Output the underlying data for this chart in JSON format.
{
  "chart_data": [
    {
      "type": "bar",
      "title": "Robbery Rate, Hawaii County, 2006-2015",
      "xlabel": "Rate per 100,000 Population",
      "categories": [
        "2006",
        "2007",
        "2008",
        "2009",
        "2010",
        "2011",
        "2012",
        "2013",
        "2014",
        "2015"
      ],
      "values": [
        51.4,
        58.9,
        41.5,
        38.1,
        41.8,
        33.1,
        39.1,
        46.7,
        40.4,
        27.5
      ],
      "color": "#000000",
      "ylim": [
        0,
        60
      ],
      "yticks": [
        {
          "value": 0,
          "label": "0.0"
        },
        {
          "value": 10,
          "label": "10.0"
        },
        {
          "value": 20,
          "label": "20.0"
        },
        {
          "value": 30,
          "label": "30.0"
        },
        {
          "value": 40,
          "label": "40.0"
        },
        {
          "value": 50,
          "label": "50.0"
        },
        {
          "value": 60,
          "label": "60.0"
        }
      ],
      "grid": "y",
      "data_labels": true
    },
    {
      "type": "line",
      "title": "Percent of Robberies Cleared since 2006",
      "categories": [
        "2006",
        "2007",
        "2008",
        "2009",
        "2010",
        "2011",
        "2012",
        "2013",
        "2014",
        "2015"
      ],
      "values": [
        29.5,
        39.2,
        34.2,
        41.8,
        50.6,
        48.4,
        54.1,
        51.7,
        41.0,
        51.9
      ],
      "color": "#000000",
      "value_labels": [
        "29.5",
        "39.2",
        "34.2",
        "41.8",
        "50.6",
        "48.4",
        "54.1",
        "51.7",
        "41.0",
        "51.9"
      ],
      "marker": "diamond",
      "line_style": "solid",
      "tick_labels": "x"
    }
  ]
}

::::

Copy the data above in full, character for character.

CORRECT RESULT:
Output the underlying data for this chart in JSON format.
{
  "chart_data": [
    {
      "type": "bar",
      "title": "Robbery Rate, Hawaii County, 2006-2015",
      "xlabel": "Rate per 100,000 Population",
      "categories": [
        "2006",
        "2007",
        "2008",
        "2009",
        "2010",
        "2011",
        "2012",
        "2013",
        "2014",
        "2015"
      ],
      "values": [
        51.4,
        58.9,
        41.5,
        38.1,
        41.8,
        33.1,
        39.1,
        46.7,
        40.4,
        27.5
      ],
      "color": "#000000",
      "ylim": [
        0,
        60
      ],
      "yticks": [
        {
          "value": 0,
          "label": "0.0"
        },
        {
          "value": 10,
          "label": "10.0"
        },
        {
          "value": 20,
          "label": "20.0"
        },
        {
          "value": 30,
          "label": "30.0"
        },
        {
          "value": 40,
          "label": "40.0"
        },
        {
          "value": 50,
          "label": "50.0"
        },
        {
          "value": 60,
          "label": "60.0"
        }
      ],
      "grid": "y",
      "data_labels": true
    },
    {
      "type": "line",
      "title": "Percent of Robberies Cleared since 2006",
      "categories": [
        "2006",
        "2007",
        "2008",
        "2009",
        "2010",
        "2011",
        "2012",
        "2013",
        "2014",
        "2015"
      ],
      "values": [
        29.5,
        39.2,
        34.2,
        41.8,
        50.6,
        48.4,
        54.1,
        51.7,
        41.0,
        51.9
      ],
      "color": "#000000",
      "value_labels": [
        "29.5",
        "39.2",
        "34.2",
        "41.8",
        "50.6",
        "48.4",
        "54.1",
        "51.7",
        "41.0",
        "51.9"
      ],
      "marker": "diamond",
      "line_style": "solid",
      "tick_labels": "x"
    }
  ]
}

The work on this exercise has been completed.